Select every line containing the word "local" from the material, and copy those lines.

• • • • •

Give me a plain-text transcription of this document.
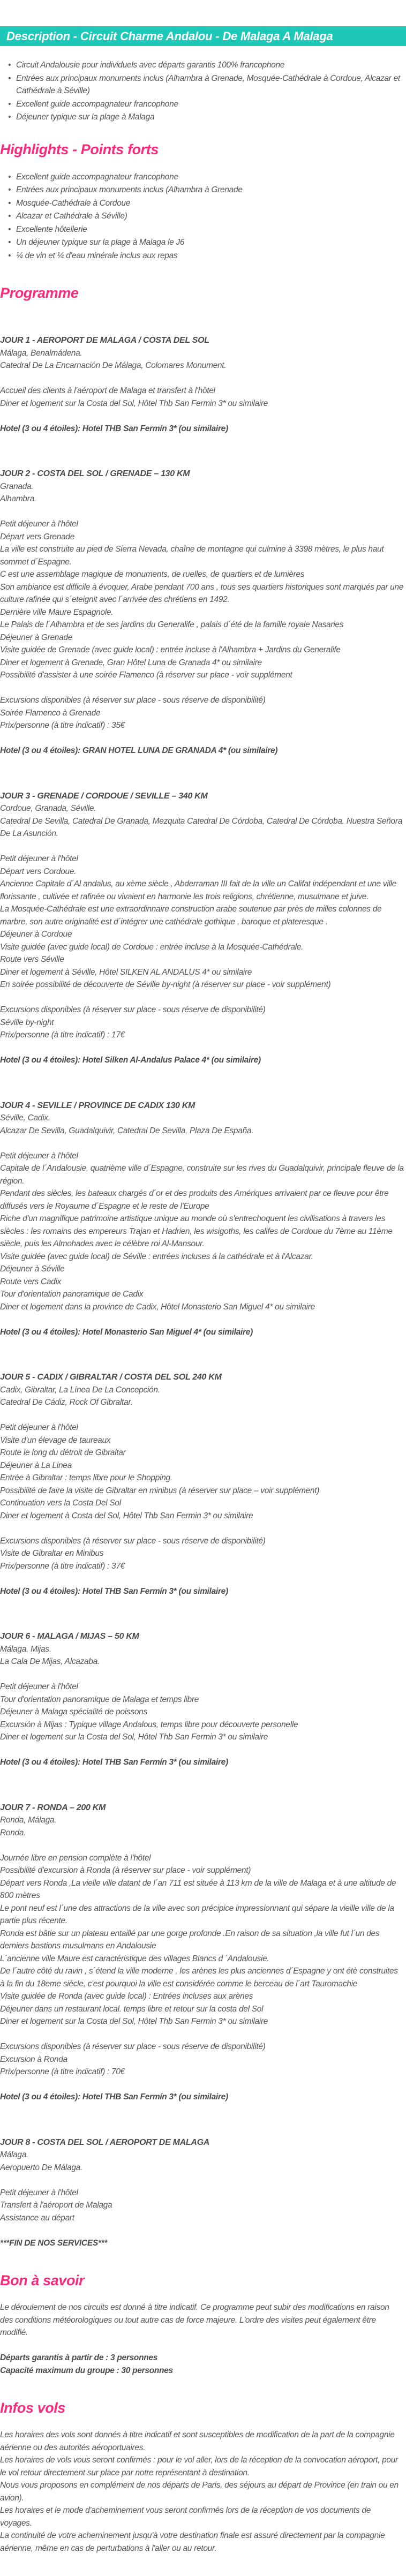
Description - Circuit Charme Andalou - De Malaga A Malaga
• Circuit Andalousie pour individuels avec départs garantis 100% francophone
• Entrées aux principaux monuments inclus (Alhambra à Grenade, Mosquée-Cathédrale à Cordoue, Alcazar et Cathédrale à Séville)
• Excellent guide accompagnateur francophone
• Déjeuner typique sur la plage à Malaga
Highlights - Points forts
• Excellent guide accompagnateur francophone
• Entrées aux principaux monuments inclus (Alhambra à Grenade
• Mosquée-Cathédrale à Cordoue
• Alcazar et Cathédrale à Séville)
• Excellente hôtellerie
• Un déjeuner typique sur la plage à Malaga le J6
• ¼ de vin et ¼ d'eau minérale inclus aux repas
Programme

JOUR 1 - AEROPORT DE MALAGA / COSTA DEL SOL

Málaga, Benalmádena.

Catedral De La Encarnación De Málaga, Colomares Monument.

Accueil des clients à l'aéroport de Malaga et transfert à l'hôtel

Diner et logement sur la Costa del Sol, Hôtel Thb San Fermin 3* ou similaire

Hotel (3 ou 4 étoiles): Hotel THB San Fermín 3* (ou similaire)

JOUR 2 - COSTA DEL SOL / GRENADE – 130 KM

Granada.

Alhambra.

Petit déjeuner à l'hôtel

Départ vers Grenade

La ville est construite au pied de Sierra Nevada, chaîne de montagne qui culmine à 3398 mètres, le plus haut sommet d´Espagne.

C est une assemblage magique de monuments, de ruelles, de quartiers et de lumières

Son ambiance est difficile à évoquer, Arabe pendant 700 ans , tous ses quartiers historiques sont marqués par une culture rafinée qui s´eteignit avec l´arrivée des chrétiens en 1492.

Dernière ville Maure Espagnole.

Le Palais de l´Alhambra et de ses jardins du Generalife , palais d´été de la famille royale Nasaries

Déjeuner à Grenade

Visite guidée de Grenade (avec guide local) : entrée incluse à l'Alhambra + Jardins du Generalife

Diner et logement à Grenade, Gran Hôtel Luna de Granada 4* ou similaire

Possibilité d'assister à une soirée Flamenco (à réserver sur place - voir supplément

Excursions disponibles (à réserver sur place - sous réserve de disponibilité)

Soirée Flamenco à Grenade

Prix/personne (à titre indicatif) : 35€

Hotel (3 ou 4 étoiles): GRAN HOTEL LUNA DE GRANADA 4* (ou similaire)

JOUR 3 - GRENADE / CORDOUE / SEVILLE – 340 KM

Cordoue, Granada, Séville.

Catedral De Sevilla, Catedral De Granada, Mezquita Catedral De Córdoba, Catedral De Córdoba. Nuestra Señora De La Asunción.

Petit déjeuner à l'hôtel

Départ vers Cordoue.

Ancienne Capitale d´Al andalus, au xème siècle , Abderraman III fait de la ville un Califat indépendant et une ville florissante , cultivée et rafinée ou vivaient en harmonie les trois religions, chrétienne, musulmane et juive.

La Mosquée-Cathédrale est une extraordinnaire construction arabe soutenue par près de milles colonnes de marbre, son autre originalité est d´intégrer une cathédrale gothique , baroque et plateresque .

Déjeuner à Cordoue

Visite guidée (avec guide local) de Cordoue : entrée incluse à la Mosquée-Cathédrale.

Route vers Séville

Diner et logement à Séville, Hôtel SILKEN AL ANDALUS 4* ou similaire

En soirée possibilité de découverte de Séville by-night (à réserver sur place - voir supplément)

Excursions disponibles (à réserver sur place - sous réserve de disponibilité)

Séville by-night

Prix/personne (à titre indicatif) : 17€

Hotel (3 ou 4 étoiles): Hotel Silken Al-Andalus Palace 4* (ou similaire)

JOUR 4 - SEVILLE / PROVINCE DE CADIX 130 KM

Séville, Cadix.

Alcazar De Sevilla, Guadalquivir, Catedral De Sevilla, Plaza De España.

Petit déjeuner à l'hôtel

Capitale de l´Andalousie, quatrième ville d´Espagne, construite sur les rives du Guadalquivir, principale fleuve de la région.

Pendant des siècles, les bateaux chargés d´or et des produits des Amériques arrivaient par ce fleuve pour être diffusés vers le Royaume d´Espagne et le reste de l'Europe

Riche d'un magnifique patrimoine artistique unique au monde où s'entrechoquent les civilisations à travers les siècles : les romains des empereurs Trajan et Hadrien, les wisigoths, les califes de Cordoue du 7ème au 11ème siècle, puis les Almohades avec le célèbre roi Al-Mansour.

Visite guidée (avec guide local) de Séville : entrées incluses á la cathédrale et à l'Alcazar.

Déjeuner à Séville

Route vers Cadix

Tour d'orientation panoramique de Cadix

Diner et logement dans la province de Cadix, Hôtel Monasterio San Miguel 4* ou similaire

Hotel (3 ou 4 étoiles): Hotel Monasterio San Miguel 4* (ou similaire)

JOUR 5 - CADIX / GIBRALTAR / COSTA DEL SOL 240 KM

Cadix, Gibraltar, La Línea De La Concepción.

Catedral De Cádiz, Rock Of Gibraltar.

Petit déjeuner à l'hôtel

Visite d'un élevage de taureaux

Route le long du détroit de Gibraltar

Déjeuner à La Linea

Entrée à Gibraltar : temps libre pour le Shopping.

Possibilité de faire la visite de Gibraltar en minibus (à réserver sur place – voir supplément)

Continuation vers la Costa Del Sol

Diner et logement à Costa del Sol, Hôtel Thb San Fermin 3* ou similaire

Excursions disponibles (à réserver sur place - sous réserve de disponibilité)

Visite de Gibraltar en Minibus

Prix/personne (à titre indicatif) : 37€

Hotel (3 ou 4 étoiles): Hotel THB San Fermín 3* (ou similaire)

JOUR 6 - MALAGA / MIJAS – 50 KM

Málaga, Mijas.

La Cala De Mijas, Alcazaba.

Petit déjeuner à l'hôtel

Tour d'orientation panoramique de Malaga et temps libre

Déjeuner à Malaga spécialité de poissons

Excursión à Mijas : Typique village Andalous, temps libre pour découverte personelle

Diner et logement sur la Costa del Sol, Hôtel Thb San Fermin 3* ou similaire

Hotel (3 ou 4 étoiles): Hotel THB San Fermín 3* (ou similaire)

JOUR 7 - RONDA – 200 KM

Ronda, Málaga.

Ronda.

Journée libre en pension complète à l'hôtel

Possibilité d'excursion à Ronda (à réserver sur place - voir supplément)

Départ vers Ronda ,La vielle ville datant de l´an 711 est située à 113 km de la ville de Malaga et à une altitude de 800 mètres

Le pont neuf est l´une des attractions de la ville avec son précipice impressionnant qui sépare la vieille ville de la partie plus récente.

Ronda est bâtie sur un plateau entaillé par une gorge profonde .En raison de sa situation ,la ville fut l´un des derniers bastions musulmans en Andalousie

L´ancienne ville Maure est caractéristique des villages Blancs d ´Andalousie.

De l´autre côté du ravin , s´étend la ville moderne , les arènes les plus anciennes d´Espagne y ont étè construites à la fin du 18eme siècle, c'est pourquoi la ville est considérée comme le berceau de l´art Tauromachie

Visite guidée de Ronda (avec guide local) : Entrées incluses aux arènes

Déjeuner dans un restaurant local. temps libre et retour sur la costa del Sol

Diner et logement sur la Costa del Sol, Hôtel Thb San Fermin 3* ou similaire

Excursions disponibles (à réserver sur place - sous réserve de disponibilité)

Excursion à Ronda

Prix/personne (à titre indicatif) : 70€

Hotel (3 ou 4 étoiles): Hotel THB San Fermín 3* (ou similaire)

JOUR 8 - COSTA DEL SOL / AEROPORT DE MALAGA

Málaga.

Aeropuerto De Málaga.

Petit déjeuner à l'hôtel

Transfert à l'aéroport de Malaga

Assistance au départ

***FIN DE NOS SERVICES***

Bon à savoir

Le déroulement de nos circuits est donné à titre indicatif. Ce programme peut subir des modifications en raison des conditions météorologiques ou tout autre cas de force majeure. L'ordre des visites peut également être modifié.

Départs garantis à partir de : 3 personnes

Capacité maximum du groupe : 30 personnes

Infos vols

Les horaires des vols sont donnés à titre indicatif et sont susceptibles de modification de la part de la compagnie aérienne ou des autorités aéroportuaires.

Les horaires de vols vous seront confirmés : pour le vol aller, lors de la réception de la convocation aéroport, pour le vol retour directement sur place par notre représentant à destination.

Nous vous proposons en complément de nos départs de Paris, des séjours au départ de Province (en train ou en avion).

Les horaires et le mode d'acheminement vous seront confirmés lors de la réception de vos documents de voyages.

La continuité de votre acheminement jusqu'à votre destination finale est assuré directement par la compagnie aérienne, même en cas de perturbations à l'aller ou au retour.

• • • • •

### Finished answer
Visite guidée de Grenade (avec guide local) : entrée incluse à l'Alhambra + Jardins du Generalife
Visite guidée (avec guide local) de Cordoue : entrée incluse à la Mosquée-Cathédrale.
Visite guidée (avec guide local) de Séville : entrées incluses á la cathédrale et à l'Alcazar.
Visite guidée de Ronda (avec guide local) : Entrées incluses aux arènes
Déjeuner dans un restaurant local. temps libre et retour sur la costa del Sol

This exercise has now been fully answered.